■ **What the task asks**: Among the entries below, copy every line that carries the word "hypoxia".
________
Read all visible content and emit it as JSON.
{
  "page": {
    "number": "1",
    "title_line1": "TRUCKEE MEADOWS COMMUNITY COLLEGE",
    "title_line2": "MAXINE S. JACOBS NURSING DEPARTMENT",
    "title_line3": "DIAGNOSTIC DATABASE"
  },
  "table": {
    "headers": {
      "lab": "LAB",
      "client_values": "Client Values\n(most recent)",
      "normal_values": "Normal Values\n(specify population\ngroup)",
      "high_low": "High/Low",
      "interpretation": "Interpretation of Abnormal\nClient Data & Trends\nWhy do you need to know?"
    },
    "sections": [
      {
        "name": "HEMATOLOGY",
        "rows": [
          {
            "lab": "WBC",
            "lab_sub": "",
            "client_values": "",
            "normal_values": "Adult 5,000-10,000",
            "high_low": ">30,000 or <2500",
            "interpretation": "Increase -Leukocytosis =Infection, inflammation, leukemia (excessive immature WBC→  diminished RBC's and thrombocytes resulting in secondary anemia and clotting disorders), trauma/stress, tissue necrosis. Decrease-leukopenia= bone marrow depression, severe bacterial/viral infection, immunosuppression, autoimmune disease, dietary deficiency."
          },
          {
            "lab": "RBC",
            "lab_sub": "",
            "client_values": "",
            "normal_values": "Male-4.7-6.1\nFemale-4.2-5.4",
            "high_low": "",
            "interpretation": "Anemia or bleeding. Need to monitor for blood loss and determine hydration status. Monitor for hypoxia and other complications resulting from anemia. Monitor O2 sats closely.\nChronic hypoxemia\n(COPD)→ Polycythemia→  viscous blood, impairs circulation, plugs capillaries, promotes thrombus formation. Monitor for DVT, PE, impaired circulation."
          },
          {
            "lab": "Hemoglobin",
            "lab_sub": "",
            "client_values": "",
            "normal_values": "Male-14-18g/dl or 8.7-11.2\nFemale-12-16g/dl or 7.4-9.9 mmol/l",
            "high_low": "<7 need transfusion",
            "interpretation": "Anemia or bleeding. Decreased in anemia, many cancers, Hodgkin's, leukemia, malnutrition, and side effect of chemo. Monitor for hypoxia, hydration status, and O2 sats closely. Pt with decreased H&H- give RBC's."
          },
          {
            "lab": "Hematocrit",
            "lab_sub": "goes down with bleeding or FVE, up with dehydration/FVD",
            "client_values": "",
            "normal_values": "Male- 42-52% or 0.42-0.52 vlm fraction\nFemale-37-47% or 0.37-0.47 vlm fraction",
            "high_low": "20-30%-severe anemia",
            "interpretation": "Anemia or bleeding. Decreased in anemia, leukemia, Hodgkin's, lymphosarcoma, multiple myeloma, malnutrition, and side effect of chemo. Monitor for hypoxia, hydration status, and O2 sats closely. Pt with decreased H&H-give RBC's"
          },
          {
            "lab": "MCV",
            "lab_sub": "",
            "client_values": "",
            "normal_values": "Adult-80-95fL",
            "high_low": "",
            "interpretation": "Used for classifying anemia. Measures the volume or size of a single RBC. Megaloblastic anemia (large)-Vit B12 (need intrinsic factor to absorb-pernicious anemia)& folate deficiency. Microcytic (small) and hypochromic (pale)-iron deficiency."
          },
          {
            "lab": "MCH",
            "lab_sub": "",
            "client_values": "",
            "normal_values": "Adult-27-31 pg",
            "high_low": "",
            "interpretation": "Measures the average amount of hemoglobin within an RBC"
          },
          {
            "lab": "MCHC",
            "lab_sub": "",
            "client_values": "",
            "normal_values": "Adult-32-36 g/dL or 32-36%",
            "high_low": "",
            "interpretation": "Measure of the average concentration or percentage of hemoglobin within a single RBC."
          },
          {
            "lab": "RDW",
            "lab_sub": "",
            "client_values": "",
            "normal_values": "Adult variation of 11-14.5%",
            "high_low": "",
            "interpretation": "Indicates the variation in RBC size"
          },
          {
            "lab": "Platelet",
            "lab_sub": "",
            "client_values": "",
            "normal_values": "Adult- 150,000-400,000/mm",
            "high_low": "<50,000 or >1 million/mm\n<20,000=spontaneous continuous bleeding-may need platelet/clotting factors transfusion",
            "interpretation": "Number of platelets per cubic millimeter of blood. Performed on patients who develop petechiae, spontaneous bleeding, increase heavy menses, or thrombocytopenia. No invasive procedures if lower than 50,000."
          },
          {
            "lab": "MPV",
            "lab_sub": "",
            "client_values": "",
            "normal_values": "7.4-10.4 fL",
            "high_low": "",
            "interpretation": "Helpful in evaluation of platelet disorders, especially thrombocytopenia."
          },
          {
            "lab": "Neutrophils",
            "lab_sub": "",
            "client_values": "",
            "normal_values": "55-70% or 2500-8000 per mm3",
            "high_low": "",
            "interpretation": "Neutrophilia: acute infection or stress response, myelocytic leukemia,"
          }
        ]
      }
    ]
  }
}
________
■ **Answer to this problem**:
            "interpretation": "Anemia or bleeding. Need to monitor for blood loss and determine hydration status. Monitor for hypoxia and other complications resulting from anemia. Monitor O2 sats closely.\nChronic hypoxemia\n(COPD)→ Polycythemia→  viscous blood, impairs circulation, plugs capillaries, promotes thrombus formation. Monitor for DVT, PE, impaired circulation."
            "interpretation": "Anemia or bleeding. Decreased in anemia, many cancers, Hodgkin's, leukemia, malnutrition, and side effect of chemo. Monitor for hypoxia, hydration status, and O2 sats closely. Pt with decreased H&H- give RBC's."
            "interpretation": "Anemia or bleeding. Decreased in anemia, leukemia, Hodgkin's, lymphosarcoma, multiple myeloma, malnutrition, and side effect of chemo. Monitor for hypoxia, hydration status, and O2 sats closely. Pt with decreased H&H-give RBC's"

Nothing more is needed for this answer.